What you will do: Please state how many lines in the records contain the string "color", with no words besides the number.

Records shown:
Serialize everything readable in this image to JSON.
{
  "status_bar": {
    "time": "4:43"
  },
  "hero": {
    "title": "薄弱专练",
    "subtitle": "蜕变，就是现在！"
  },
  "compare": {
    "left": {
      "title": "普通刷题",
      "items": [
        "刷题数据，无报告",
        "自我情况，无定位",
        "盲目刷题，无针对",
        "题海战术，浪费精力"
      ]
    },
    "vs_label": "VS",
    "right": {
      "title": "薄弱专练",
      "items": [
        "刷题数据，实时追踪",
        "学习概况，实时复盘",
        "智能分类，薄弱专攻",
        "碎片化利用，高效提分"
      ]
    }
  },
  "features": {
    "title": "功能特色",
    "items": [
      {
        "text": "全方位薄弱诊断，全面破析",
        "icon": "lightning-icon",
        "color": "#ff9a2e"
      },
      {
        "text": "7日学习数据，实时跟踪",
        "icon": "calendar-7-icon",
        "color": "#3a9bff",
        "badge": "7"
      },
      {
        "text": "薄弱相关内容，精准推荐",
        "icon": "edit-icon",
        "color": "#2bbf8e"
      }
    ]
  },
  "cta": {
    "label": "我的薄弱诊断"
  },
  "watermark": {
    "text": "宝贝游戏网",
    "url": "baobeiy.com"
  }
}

Exercise response: 3